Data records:
++++
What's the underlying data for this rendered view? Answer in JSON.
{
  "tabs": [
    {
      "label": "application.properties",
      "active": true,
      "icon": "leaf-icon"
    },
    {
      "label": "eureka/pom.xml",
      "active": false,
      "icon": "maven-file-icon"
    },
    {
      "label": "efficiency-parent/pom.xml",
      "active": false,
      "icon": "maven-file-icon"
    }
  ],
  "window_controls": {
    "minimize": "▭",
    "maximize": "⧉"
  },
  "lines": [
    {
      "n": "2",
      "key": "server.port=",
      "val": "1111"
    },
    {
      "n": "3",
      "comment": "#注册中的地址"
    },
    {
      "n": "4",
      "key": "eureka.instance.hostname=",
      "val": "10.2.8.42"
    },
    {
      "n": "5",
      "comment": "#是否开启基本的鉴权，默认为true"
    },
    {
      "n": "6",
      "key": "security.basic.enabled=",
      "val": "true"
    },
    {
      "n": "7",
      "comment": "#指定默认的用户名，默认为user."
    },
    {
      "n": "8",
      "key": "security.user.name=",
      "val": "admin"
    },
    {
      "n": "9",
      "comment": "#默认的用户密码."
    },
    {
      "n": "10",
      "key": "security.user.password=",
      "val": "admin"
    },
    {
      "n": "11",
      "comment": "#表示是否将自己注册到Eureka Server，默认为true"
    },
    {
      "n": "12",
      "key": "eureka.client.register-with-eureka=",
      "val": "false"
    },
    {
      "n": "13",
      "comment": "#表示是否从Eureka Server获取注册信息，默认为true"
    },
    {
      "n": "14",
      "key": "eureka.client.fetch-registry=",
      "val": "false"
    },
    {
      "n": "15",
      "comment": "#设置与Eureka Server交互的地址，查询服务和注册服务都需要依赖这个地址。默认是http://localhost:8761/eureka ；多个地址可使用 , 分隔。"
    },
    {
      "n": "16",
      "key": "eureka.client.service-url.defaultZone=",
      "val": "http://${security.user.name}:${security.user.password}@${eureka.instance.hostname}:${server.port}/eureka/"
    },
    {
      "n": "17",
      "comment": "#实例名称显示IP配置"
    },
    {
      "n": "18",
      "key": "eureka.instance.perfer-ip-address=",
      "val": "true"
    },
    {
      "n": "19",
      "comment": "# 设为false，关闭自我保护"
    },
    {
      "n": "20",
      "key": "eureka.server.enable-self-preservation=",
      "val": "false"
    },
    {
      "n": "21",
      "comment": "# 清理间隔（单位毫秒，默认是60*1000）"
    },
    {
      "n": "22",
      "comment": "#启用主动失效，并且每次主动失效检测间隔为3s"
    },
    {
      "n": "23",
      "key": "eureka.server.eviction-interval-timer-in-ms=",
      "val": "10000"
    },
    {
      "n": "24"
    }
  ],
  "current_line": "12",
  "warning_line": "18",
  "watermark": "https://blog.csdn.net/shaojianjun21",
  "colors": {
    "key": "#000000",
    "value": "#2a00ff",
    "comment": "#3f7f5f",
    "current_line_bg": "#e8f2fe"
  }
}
++++
GIVEN INSTRUCTION:
From the records above, extract each line exactly as shown.

PROBLEM SOLUTION:
What's the underlying data for this rendered view? Answer in JSON.
{
  "tabs": [
    {
      "label": "application.properties",
      "active": true,
      "icon": "leaf-icon"
    },
    {
      "label": "eureka/pom.xml",
      "active": false,
      "icon": "maven-file-icon"
    },
    {
      "label": "efficiency-parent/pom.xml",
      "active": false,
      "icon": "maven-file-icon"
    }
  ],
  "window_controls": {
    "minimize": "▭",
    "maximize": "⧉"
  },
  "lines": [
    {
      "n": "2",
      "key": "server.port=",
      "val": "1111"
    },
    {
      "n": "3",
      "comment": "#注册中的地址"
    },
    {
      "n": "4",
      "key": "eureka.instance.hostname=",
      "val": "10.2.8.42"
    },
    {
      "n": "5",
      "comment": "#是否开启基本的鉴权，默认为true"
    },
    {
      "n": "6",
      "key": "security.basic.enabled=",
      "val": "true"
    },
    {
      "n": "7",
      "comment": "#指定默认的用户名，默认为user."
    },
    {
      "n": "8",
      "key": "security.user.name=",
      "val": "admin"
    },
    {
      "n": "9",
      "comment": "#默认的用户密码."
    },
    {
      "n": "10",
      "key": "security.user.password=",
      "val": "admin"
    },
    {
      "n": "11",
      "comment": "#表示是否将自己注册到Eureka Server，默认为true"
    },
    {
      "n": "12",
      "key": "eureka.client.register-with-eureka=",
      "val": "false"
    },
    {
      "n": "13",
      "comment": "#表示是否从Eureka Server获取注册信息，默认为true"
    },
    {
      "n": "14",
      "key": "eureka.client.fetch-registry=",
      "val": "false"
    },
    {
      "n": "15",
      "comment": "#设置与Eureka Server交互的地址，查询服务和注册服务都需要依赖这个地址。默认是http://localhost:8761/eureka ；多个地址可使用 , 分隔。"
    },
    {
      "n": "16",
      "key": "eureka.client.service-url.defaultZone=",
      "val": "http://${security.user.name}:${security.user.password}@${eureka.instance.hostname}:${server.port}/eureka/"
    },
    {
      "n": "17",
      "comment": "#实例名称显示IP配置"
    },
    {
      "n": "18",
      "key": "eureka.instance.perfer-ip-address=",
      "val": "true"
    },
    {
      "n": "19",
      "comment": "# 设为false，关闭自我保护"
    },
    {
      "n": "20",
      "key": "eureka.server.enable-self-preservation=",
      "val": "false"
    },
    {
      "n": "21",
      "comment": "# 清理间隔（单位毫秒，默认是60*1000）"
    },
    {
      "n": "22",
      "comment": "#启用主动失效，并且每次主动失效检测间隔为3s"
    },
    {
      "n": "23",
      "key": "eureka.server.eviction-interval-timer-in-ms=",
      "val": "10000"
    },
    {
      "n": "24"
    }
  ],
  "current_line": "12",
  "warning_line": "18",
  "watermark": "https://blog.csdn.net/shaojianjun21",
  "colors": {
    "key": "#000000",
    "value": "#2a00ff",
    "comment": "#3f7f5f",
    "current_line_bg": "#e8f2fe"
  }
}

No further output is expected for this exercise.